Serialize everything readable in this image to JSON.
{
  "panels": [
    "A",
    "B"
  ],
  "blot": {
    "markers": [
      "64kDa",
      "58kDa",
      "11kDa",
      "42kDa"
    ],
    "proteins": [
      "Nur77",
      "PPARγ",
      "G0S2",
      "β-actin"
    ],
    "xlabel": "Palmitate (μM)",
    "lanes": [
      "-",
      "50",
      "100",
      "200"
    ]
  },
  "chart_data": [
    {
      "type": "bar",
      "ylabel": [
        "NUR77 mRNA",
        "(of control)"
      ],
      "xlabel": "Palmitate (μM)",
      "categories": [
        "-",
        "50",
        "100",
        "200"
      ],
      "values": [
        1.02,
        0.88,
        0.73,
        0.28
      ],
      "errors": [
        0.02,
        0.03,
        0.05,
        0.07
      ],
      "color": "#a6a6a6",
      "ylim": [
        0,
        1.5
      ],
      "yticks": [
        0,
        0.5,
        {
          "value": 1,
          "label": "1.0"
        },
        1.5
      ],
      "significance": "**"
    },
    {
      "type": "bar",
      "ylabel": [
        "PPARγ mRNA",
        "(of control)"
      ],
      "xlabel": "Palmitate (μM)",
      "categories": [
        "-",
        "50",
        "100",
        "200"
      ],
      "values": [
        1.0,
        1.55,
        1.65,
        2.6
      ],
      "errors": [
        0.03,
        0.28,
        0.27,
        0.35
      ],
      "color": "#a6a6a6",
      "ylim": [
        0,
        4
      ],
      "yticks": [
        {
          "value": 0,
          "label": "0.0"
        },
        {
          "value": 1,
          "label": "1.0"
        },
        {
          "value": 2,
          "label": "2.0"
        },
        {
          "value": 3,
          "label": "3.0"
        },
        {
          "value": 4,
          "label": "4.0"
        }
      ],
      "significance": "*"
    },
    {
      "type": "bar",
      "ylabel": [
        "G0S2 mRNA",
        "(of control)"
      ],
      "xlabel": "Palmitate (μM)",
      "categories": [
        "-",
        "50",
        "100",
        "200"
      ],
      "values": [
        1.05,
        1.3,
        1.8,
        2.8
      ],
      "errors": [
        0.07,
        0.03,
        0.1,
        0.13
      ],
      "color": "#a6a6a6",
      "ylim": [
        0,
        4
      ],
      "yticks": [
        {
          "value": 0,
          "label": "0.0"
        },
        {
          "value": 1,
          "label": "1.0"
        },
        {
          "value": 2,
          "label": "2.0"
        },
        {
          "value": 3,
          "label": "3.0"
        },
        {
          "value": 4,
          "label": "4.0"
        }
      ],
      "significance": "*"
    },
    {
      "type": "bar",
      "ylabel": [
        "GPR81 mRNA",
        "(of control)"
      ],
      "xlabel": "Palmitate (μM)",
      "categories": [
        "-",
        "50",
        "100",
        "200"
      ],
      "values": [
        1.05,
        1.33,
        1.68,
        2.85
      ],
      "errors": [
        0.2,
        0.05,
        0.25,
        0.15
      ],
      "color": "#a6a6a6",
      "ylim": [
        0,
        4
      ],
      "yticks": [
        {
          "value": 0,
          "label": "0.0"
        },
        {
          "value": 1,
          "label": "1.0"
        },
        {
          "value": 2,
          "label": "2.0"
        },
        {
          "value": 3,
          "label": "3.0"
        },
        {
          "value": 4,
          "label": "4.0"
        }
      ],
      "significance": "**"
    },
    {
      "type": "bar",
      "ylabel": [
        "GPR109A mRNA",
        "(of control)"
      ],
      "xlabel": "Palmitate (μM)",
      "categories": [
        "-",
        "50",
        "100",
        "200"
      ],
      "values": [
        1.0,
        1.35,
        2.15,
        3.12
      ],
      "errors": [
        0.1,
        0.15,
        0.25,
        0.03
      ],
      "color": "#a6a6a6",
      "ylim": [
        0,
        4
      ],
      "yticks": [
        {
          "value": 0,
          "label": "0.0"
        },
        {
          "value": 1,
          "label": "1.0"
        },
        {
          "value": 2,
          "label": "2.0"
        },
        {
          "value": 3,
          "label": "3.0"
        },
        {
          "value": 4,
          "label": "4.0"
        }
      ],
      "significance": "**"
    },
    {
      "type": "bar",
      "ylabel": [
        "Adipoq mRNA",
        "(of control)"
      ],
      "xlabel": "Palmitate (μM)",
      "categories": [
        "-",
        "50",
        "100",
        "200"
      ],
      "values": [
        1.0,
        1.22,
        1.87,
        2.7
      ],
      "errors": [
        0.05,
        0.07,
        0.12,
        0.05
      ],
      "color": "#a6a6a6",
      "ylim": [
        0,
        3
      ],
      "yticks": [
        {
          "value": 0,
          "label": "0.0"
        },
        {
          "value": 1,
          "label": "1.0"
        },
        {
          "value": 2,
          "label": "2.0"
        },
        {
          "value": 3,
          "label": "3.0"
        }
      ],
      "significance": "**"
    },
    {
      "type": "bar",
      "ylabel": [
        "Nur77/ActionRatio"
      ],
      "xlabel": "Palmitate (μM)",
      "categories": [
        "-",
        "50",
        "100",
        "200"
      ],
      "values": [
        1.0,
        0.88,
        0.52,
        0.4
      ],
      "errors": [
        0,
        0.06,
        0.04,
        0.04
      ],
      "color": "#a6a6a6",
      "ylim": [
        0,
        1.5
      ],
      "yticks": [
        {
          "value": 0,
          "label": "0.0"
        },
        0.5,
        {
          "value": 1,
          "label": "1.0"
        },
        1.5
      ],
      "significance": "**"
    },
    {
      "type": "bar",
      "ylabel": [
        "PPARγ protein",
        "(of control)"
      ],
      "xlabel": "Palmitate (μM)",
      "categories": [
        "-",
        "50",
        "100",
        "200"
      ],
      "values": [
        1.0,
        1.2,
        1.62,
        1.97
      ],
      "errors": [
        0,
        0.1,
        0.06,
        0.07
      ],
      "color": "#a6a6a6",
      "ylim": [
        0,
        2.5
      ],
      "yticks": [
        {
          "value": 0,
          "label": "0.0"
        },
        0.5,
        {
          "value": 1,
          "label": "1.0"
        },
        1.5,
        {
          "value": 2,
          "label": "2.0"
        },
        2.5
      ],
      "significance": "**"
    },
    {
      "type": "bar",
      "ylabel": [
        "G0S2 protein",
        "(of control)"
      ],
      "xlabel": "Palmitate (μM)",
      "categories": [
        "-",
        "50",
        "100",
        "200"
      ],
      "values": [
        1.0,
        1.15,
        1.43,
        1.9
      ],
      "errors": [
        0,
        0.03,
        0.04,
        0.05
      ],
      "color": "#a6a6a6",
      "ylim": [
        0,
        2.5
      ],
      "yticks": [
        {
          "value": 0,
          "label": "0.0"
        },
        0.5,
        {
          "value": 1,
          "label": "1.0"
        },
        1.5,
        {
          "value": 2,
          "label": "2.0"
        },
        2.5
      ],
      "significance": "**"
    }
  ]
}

- WORK INSTRUCTION -
Starting with the first record, copy everything through the final one exactly.

- RESPONSE -
Serialize everything readable in this image to JSON.
{
  "panels": [
    "A",
    "B"
  ],
  "blot": {
    "markers": [
      "64kDa",
      "58kDa",
      "11kDa",
      "42kDa"
    ],
    "proteins": [
      "Nur77",
      "PPARγ",
      "G0S2",
      "β-actin"
    ],
    "xlabel": "Palmitate (μM)",
    "lanes": [
      "-",
      "50",
      "100",
      "200"
    ]
  },
  "chart_data": [
    {
      "type": "bar",
      "ylabel": [
        "NUR77 mRNA",
        "(of control)"
      ],
      "xlabel": "Palmitate (μM)",
      "categories": [
        "-",
        "50",
        "100",
        "200"
      ],
      "values": [
        1.02,
        0.88,
        0.73,
        0.28
      ],
      "errors": [
        0.02,
        0.03,
        0.05,
        0.07
      ],
      "color": "#a6a6a6",
      "ylim": [
        0,
        1.5
      ],
      "yticks": [
        0,
        0.5,
        {
          "value": 1,
          "label": "1.0"
        },
        1.5
      ],
      "significance": "**"
    },
    {
      "type": "bar",
      "ylabel": [
        "PPARγ mRNA",
        "(of control)"
      ],
      "xlabel": "Palmitate (μM)",
      "categories": [
        "-",
        "50",
        "100",
        "200"
      ],
      "values": [
        1.0,
        1.55,
        1.65,
        2.6
      ],
      "errors": [
        0.03,
        0.28,
        0.27,
        0.35
      ],
      "color": "#a6a6a6",
      "ylim": [
        0,
        4
      ],
      "yticks": [
        {
          "value": 0,
          "label": "0.0"
        },
        {
          "value": 1,
          "label": "1.0"
        },
        {
          "value": 2,
          "label": "2.0"
        },
        {
          "value": 3,
          "label": "3.0"
        },
        {
          "value": 4,
          "label": "4.0"
        }
      ],
      "significance": "*"
    },
    {
      "type": "bar",
      "ylabel": [
        "G0S2 mRNA",
        "(of control)"
      ],
      "xlabel": "Palmitate (μM)",
      "categories": [
        "-",
        "50",
        "100",
        "200"
      ],
      "values": [
        1.05,
        1.3,
        1.8,
        2.8
      ],
      "errors": [
        0.07,
        0.03,
        0.1,
        0.13
      ],
      "color": "#a6a6a6",
      "ylim": [
        0,
        4
      ],
      "yticks": [
        {
          "value": 0,
          "label": "0.0"
        },
        {
          "value": 1,
          "label": "1.0"
        },
        {
          "value": 2,
          "label": "2.0"
        },
        {
          "value": 3,
          "label": "3.0"
        },
        {
          "value": 4,
          "label": "4.0"
        }
      ],
      "significance": "*"
    },
    {
      "type": "bar",
      "ylabel": [
        "GPR81 mRNA",
        "(of control)"
      ],
      "xlabel": "Palmitate (μM)",
      "categories": [
        "-",
        "50",
        "100",
        "200"
      ],
      "values": [
        1.05,
        1.33,
        1.68,
        2.85
      ],
      "errors": [
        0.2,
        0.05,
        0.25,
        0.15
      ],
      "color": "#a6a6a6",
      "ylim": [
        0,
        4
      ],
      "yticks": [
        {
          "value": 0,
          "label": "0.0"
        },
        {
          "value": 1,
          "label": "1.0"
        },
        {
          "value": 2,
          "label": "2.0"
        },
        {
          "value": 3,
          "label": "3.0"
        },
        {
          "value": 4,
          "label": "4.0"
        }
      ],
      "significance": "**"
    },
    {
      "type": "bar",
      "ylabel": [
        "GPR109A mRNA",
        "(of control)"
      ],
      "xlabel": "Palmitate (μM)",
      "categories": [
        "-",
        "50",
        "100",
        "200"
      ],
      "values": [
        1.0,
        1.35,
        2.15,
        3.12
      ],
      "errors": [
        0.1,
        0.15,
        0.25,
        0.03
      ],
      "color": "#a6a6a6",
      "ylim": [
        0,
        4
      ],
      "yticks": [
        {
          "value": 0,
          "label": "0.0"
        },
        {
          "value": 1,
          "label": "1.0"
        },
        {
          "value": 2,
          "label": "2.0"
        },
        {
          "value": 3,
          "label": "3.0"
        },
        {
          "value": 4,
          "label": "4.0"
        }
      ],
      "significance": "**"
    },
    {
      "type": "bar",
      "ylabel": [
        "Adipoq mRNA",
        "(of control)"
      ],
      "xlabel": "Palmitate (μM)",
      "categories": [
        "-",
        "50",
        "100",
        "200"
      ],
      "values": [
        1.0,
        1.22,
        1.87,
        2.7
      ],
      "errors": [
        0.05,
        0.07,
        0.12,
        0.05
      ],
      "color": "#a6a6a6",
      "ylim": [
        0,
        3
      ],
      "yticks": [
        {
          "value": 0,
          "label": "0.0"
        },
        {
          "value": 1,
          "label": "1.0"
        },
        {
          "value": 2,
          "label": "2.0"
        },
        {
          "value": 3,
          "label": "3.0"
        }
      ],
      "significance": "**"
    },
    {
      "type": "bar",
      "ylabel": [
        "Nur77/ActionRatio"
      ],
      "xlabel": "Palmitate (μM)",
      "categories": [
        "-",
        "50",
        "100",
        "200"
      ],
      "values": [
        1.0,
        0.88,
        0.52,
        0.4
      ],
      "errors": [
        0,
        0.06,
        0.04,
        0.04
      ],
      "color": "#a6a6a6",
      "ylim": [
        0,
        1.5
      ],
      "yticks": [
        {
          "value": 0,
          "label": "0.0"
        },
        0.5,
        {
          "value": 1,
          "label": "1.0"
        },
        1.5
      ],
      "significance": "**"
    },
    {
      "type": "bar",
      "ylabel": [
        "PPARγ protein",
        "(of control)"
      ],
      "xlabel": "Palmitate (μM)",
      "categories": [
        "-",
        "50",
        "100",
        "200"
      ],
      "values": [
        1.0,
        1.2,
        1.62,
        1.97
      ],
      "errors": [
        0,
        0.1,
        0.06,
        0.07
      ],
      "color": "#a6a6a6",
      "ylim": [
        0,
        2.5
      ],
      "yticks": [
        {
          "value": 0,
          "label": "0.0"
        },
        0.5,
        {
          "value": 1,
          "label": "1.0"
        },
        1.5,
        {
          "value": 2,
          "label": "2.0"
        },
        2.5
      ],
      "significance": "**"
    },
    {
      "type": "bar",
      "ylabel": [
        "G0S2 protein",
        "(of control)"
      ],
      "xlabel": "Palmitate (μM)",
      "categories": [
        "-",
        "50",
        "100",
        "200"
      ],
      "values": [
        1.0,
        1.15,
        1.43,
        1.9
      ],
      "errors": [
        0,
        0.03,
        0.04,
        0.05
      ],
      "color": "#a6a6a6",
      "ylim": [
        0,
        2.5
      ],
      "yticks": [
        {
          "value": 0,
          "label": "0.0"
        },
        0.5,
        {
          "value": 1,
          "label": "1.0"
        },
        1.5,
        {
          "value": 2,
          "label": "2.0"
        },
        2.5
      ],
      "significance": "**"
    }
  ]
}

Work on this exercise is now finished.